-- BEGIN WORKING DATA --

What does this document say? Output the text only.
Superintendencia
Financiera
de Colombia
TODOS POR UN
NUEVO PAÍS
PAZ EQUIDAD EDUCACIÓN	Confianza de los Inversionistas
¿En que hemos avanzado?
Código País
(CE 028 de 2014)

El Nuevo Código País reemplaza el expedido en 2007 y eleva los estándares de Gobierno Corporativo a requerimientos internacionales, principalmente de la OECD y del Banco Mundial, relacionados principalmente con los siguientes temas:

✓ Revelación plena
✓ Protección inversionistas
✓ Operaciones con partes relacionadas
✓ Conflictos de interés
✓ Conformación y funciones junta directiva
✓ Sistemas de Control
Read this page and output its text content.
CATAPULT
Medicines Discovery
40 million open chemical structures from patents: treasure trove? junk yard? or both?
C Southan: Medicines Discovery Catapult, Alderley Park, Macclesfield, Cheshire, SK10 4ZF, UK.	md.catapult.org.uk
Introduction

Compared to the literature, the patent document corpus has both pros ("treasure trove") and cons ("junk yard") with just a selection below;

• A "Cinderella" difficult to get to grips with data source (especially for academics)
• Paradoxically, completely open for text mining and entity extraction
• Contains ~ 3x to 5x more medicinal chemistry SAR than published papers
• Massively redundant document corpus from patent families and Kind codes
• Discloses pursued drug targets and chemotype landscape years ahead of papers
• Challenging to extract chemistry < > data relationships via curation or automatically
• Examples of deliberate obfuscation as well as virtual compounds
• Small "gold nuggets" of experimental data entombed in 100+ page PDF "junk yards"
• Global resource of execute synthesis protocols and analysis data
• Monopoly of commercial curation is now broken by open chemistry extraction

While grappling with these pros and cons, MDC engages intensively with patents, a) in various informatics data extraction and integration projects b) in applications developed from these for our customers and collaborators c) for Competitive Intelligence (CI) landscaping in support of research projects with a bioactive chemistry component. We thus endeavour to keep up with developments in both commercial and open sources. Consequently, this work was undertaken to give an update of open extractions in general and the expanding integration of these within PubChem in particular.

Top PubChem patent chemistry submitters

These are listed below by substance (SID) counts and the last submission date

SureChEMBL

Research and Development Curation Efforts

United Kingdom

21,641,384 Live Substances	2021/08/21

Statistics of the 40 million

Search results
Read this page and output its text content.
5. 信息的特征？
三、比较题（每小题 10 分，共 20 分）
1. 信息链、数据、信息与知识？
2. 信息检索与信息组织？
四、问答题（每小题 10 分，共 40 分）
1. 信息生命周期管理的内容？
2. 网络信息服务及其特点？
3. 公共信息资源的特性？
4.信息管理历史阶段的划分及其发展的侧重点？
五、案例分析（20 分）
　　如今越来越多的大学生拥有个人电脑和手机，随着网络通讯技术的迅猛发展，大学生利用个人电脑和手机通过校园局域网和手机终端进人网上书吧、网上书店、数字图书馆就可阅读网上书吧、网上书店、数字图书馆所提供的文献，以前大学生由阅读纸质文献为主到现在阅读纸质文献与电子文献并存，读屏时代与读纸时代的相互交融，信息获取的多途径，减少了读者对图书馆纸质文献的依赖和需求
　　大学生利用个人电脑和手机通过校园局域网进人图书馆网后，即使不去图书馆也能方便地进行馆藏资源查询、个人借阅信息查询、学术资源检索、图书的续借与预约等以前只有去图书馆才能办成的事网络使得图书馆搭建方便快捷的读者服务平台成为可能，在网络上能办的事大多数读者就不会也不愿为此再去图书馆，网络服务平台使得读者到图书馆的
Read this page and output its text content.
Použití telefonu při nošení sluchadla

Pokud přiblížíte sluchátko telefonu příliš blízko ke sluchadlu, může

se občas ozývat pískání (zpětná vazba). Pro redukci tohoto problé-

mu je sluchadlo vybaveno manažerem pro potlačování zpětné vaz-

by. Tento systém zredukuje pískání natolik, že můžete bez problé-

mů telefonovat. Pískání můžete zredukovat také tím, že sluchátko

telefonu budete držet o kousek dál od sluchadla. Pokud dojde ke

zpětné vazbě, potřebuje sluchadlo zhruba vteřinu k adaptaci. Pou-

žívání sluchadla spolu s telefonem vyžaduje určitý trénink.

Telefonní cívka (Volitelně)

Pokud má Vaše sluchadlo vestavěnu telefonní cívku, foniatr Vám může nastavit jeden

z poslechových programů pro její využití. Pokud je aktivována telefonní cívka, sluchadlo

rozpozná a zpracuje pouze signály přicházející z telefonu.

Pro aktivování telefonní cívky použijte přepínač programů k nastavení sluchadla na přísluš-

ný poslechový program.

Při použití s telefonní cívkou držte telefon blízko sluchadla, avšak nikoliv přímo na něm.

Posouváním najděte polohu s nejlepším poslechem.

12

-- END WORKING DATA --

● **PROBLEM**: Extract all of the data shown above without alteration.

● **SOLUTION FOR THIS EXERCISE**:
What does this document say? Output the text only.
Superintendencia
Financiera
de Colombia
TODOS POR UN
NUEVO PAÍS
PAZ EQUIDAD EDUCACIÓN	Confianza de los Inversionistas
¿En que hemos avanzado?
Código País
(CE 028 de 2014)

El Nuevo Código País reemplaza el expedido en 2007 y eleva los estándares de Gobierno Corporativo a requerimientos internacionales, principalmente de la OECD y del Banco Mundial, relacionados principalmente con los siguientes temas:

✓ Revelación plena
✓ Protección inversionistas
✓ Operaciones con partes relacionadas
✓ Conflictos de interés
✓ Conformación y funciones junta directiva
✓ Sistemas de Control
Read this page and output its text content.
CATAPULT
Medicines Discovery
40 million open chemical structures from patents: treasure trove? junk yard? or both?
C Southan: Medicines Discovery Catapult, Alderley Park, Macclesfield, Cheshire, SK10 4ZF, UK.	md.catapult.org.uk
Introduction

Compared to the literature, the patent document corpus has both pros ("treasure trove") and cons ("junk yard") with just a selection below;

• A "Cinderella" difficult to get to grips with data source (especially for academics)
• Paradoxically, completely open for text mining and entity extraction
• Contains ~ 3x to 5x more medicinal chemistry SAR than published papers
• Massively redundant document corpus from patent families and Kind codes
• Discloses pursued drug targets and chemotype landscape years ahead of papers
• Challenging to extract chemistry < > data relationships via curation or automatically
• Examples of deliberate obfuscation as well as virtual compounds
• Small "gold nuggets" of experimental data entombed in 100+ page PDF "junk yards"
• Global resource of execute synthesis protocols and analysis data
• Monopoly of commercial curation is now broken by open chemistry extraction

While grappling with these pros and cons, MDC engages intensively with patents, a) in various informatics data extraction and integration projects b) in applications developed from these for our customers and collaborators c) for Competitive Intelligence (CI) landscaping in support of research projects with a bioactive chemistry component. We thus endeavour to keep up with developments in both commercial and open sources. Consequently, this work was undertaken to give an update of open extractions in general and the expanding integration of these within PubChem in particular.

Top PubChem patent chemistry submitters

These are listed below by substance (SID) counts and the last submission date

SureChEMBL

Research and Development Curation Efforts

United Kingdom

21,641,384 Live Substances	2021/08/21

Statistics of the 40 million

Search results
Read this page and output its text content.
5. 信息的特征？
三、比较题（每小题 10 分，共 20 分）
1. 信息链、数据、信息与知识？
2. 信息检索与信息组织？
四、问答题（每小题 10 分，共 40 分）
1. 信息生命周期管理的内容？
2. 网络信息服务及其特点？
3. 公共信息资源的特性？
4.信息管理历史阶段的划分及其发展的侧重点？
五、案例分析（20 分）
　　如今越来越多的大学生拥有个人电脑和手机，随着网络通讯技术的迅猛发展，大学生利用个人电脑和手机通过校园局域网和手机终端进人网上书吧、网上书店、数字图书馆就可阅读网上书吧、网上书店、数字图书馆所提供的文献，以前大学生由阅读纸质文献为主到现在阅读纸质文献与电子文献并存，读屏时代与读纸时代的相互交融，信息获取的多途径，减少了读者对图书馆纸质文献的依赖和需求
　　大学生利用个人电脑和手机通过校园局域网进人图书馆网后，即使不去图书馆也能方便地进行馆藏资源查询、个人借阅信息查询、学术资源检索、图书的续借与预约等以前只有去图书馆才能办成的事网络使得图书馆搭建方便快捷的读者服务平台成为可能，在网络上能办的事大多数读者就不会也不愿为此再去图书馆，网络服务平台使得读者到图书馆的
Read this page and output its text content.
Použití telefonu při nošení sluchadla

Pokud přiblížíte sluchátko telefonu příliš blízko ke sluchadlu, může

se občas ozývat pískání (zpětná vazba). Pro redukci tohoto problé-

mu je sluchadlo vybaveno manažerem pro potlačování zpětné vaz-

by. Tento systém zredukuje pískání natolik, že můžete bez problé-

mů telefonovat. Pískání můžete zredukovat také tím, že sluchátko

telefonu budete držet o kousek dál od sluchadla. Pokud dojde ke

zpětné vazbě, potřebuje sluchadlo zhruba vteřinu k adaptaci. Pou-

žívání sluchadla spolu s telefonem vyžaduje určitý trénink.

Telefonní cívka (Volitelně)

Pokud má Vaše sluchadlo vestavěnu telefonní cívku, foniatr Vám může nastavit jeden

z poslechových programů pro její využití. Pokud je aktivována telefonní cívka, sluchadlo

rozpozná a zpracuje pouze signály přicházející z telefonu.

Pro aktivování telefonní cívky použijte přepínač programů k nastavení sluchadla na přísluš-

ný poslechový program.

Při použití s telefonní cívkou držte telefon blízko sluchadla, avšak nikoliv přímo na něm.

Posouváním najděte polohu s nejlepším poslechem.

12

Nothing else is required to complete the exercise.